▶ [DO THIS]: The records should be written out in full, with nothing altered.

>> begin DATA SHOWN

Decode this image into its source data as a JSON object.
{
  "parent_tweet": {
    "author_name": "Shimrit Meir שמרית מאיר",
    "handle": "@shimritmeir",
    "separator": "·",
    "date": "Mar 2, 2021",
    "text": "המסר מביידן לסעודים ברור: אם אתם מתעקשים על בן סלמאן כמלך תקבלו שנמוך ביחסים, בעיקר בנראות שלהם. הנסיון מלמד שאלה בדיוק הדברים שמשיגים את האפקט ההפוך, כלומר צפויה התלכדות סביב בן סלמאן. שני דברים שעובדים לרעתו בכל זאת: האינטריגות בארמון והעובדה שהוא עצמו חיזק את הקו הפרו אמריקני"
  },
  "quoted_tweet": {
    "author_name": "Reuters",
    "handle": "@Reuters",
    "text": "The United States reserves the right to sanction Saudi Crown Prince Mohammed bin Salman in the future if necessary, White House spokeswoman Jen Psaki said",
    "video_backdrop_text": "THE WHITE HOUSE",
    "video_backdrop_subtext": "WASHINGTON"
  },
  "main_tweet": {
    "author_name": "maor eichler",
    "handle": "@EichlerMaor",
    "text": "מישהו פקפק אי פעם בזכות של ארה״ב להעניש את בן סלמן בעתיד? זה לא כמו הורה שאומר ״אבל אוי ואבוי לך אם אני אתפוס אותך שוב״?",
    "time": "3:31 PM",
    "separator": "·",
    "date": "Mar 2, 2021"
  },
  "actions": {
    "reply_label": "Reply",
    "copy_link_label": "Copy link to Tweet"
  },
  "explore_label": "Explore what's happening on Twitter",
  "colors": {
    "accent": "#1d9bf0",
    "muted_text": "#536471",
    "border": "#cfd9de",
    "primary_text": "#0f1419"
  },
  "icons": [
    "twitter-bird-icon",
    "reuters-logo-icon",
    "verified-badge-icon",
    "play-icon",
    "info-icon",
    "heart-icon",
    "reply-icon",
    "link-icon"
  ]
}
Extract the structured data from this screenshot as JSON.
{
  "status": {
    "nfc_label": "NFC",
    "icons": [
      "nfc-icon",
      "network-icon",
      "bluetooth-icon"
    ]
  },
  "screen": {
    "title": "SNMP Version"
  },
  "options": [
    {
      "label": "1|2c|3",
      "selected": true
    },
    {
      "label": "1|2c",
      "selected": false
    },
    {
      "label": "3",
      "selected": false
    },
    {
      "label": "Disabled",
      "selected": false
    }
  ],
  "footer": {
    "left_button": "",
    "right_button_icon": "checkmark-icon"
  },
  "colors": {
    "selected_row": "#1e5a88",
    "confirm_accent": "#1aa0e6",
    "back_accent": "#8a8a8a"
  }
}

>> end DATA SHOWN

▶ [COMPLETE ANSWER]:
Decode this image into its source data as a JSON object.
{
  "parent_tweet": {
    "author_name": "Shimrit Meir שמרית מאיר",
    "handle": "@shimritmeir",
    "separator": "·",
    "date": "Mar 2, 2021",
    "text": "המסר מביידן לסעודים ברור: אם אתם מתעקשים על בן סלמאן כמלך תקבלו שנמוך ביחסים, בעיקר בנראות שלהם. הנסיון מלמד שאלה בדיוק הדברים שמשיגים את האפקט ההפוך, כלומר צפויה התלכדות סביב בן סלמאן. שני דברים שעובדים לרעתו בכל זאת: האינטריגות בארמון והעובדה שהוא עצמו חיזק את הקו הפרו אמריקני"
  },
  "quoted_tweet": {
    "author_name": "Reuters",
    "handle": "@Reuters",
    "text": "The United States reserves the right to sanction Saudi Crown Prince Mohammed bin Salman in the future if necessary, White House spokeswoman Jen Psaki said",
    "video_backdrop_text": "THE WHITE HOUSE",
    "video_backdrop_subtext": "WASHINGTON"
  },
  "main_tweet": {
    "author_name": "maor eichler",
    "handle": "@EichlerMaor",
    "text": "מישהו פקפק אי פעם בזכות של ארה״ב להעניש את בן סלמן בעתיד? זה לא כמו הורה שאומר ״אבל אוי ואבוי לך אם אני אתפוס אותך שוב״?",
    "time": "3:31 PM",
    "separator": "·",
    "date": "Mar 2, 2021"
  },
  "actions": {
    "reply_label": "Reply",
    "copy_link_label": "Copy link to Tweet"
  },
  "explore_label": "Explore what's happening on Twitter",
  "colors": {
    "accent": "#1d9bf0",
    "muted_text": "#536471",
    "border": "#cfd9de",
    "primary_text": "#0f1419"
  },
  "icons": [
    "twitter-bird-icon",
    "reuters-logo-icon",
    "verified-badge-icon",
    "play-icon",
    "info-icon",
    "heart-icon",
    "reply-icon",
    "link-icon"
  ]
}
Extract the structured data from this screenshot as JSON.
{
  "status": {
    "nfc_label": "NFC",
    "icons": [
      "nfc-icon",
      "network-icon",
      "bluetooth-icon"
    ]
  },
  "screen": {
    "title": "SNMP Version"
  },
  "options": [
    {
      "label": "1|2c|3",
      "selected": true
    },
    {
      "label": "1|2c",
      "selected": false
    },
    {
      "label": "3",
      "selected": false
    },
    {
      "label": "Disabled",
      "selected": false
    }
  ],
  "footer": {
    "left_button": "",
    "right_button_icon": "checkmark-icon"
  },
  "colors": {
    "selected_row": "#1e5a88",
    "confirm_accent": "#1aa0e6",
    "back_accent": "#8a8a8a"
  }
}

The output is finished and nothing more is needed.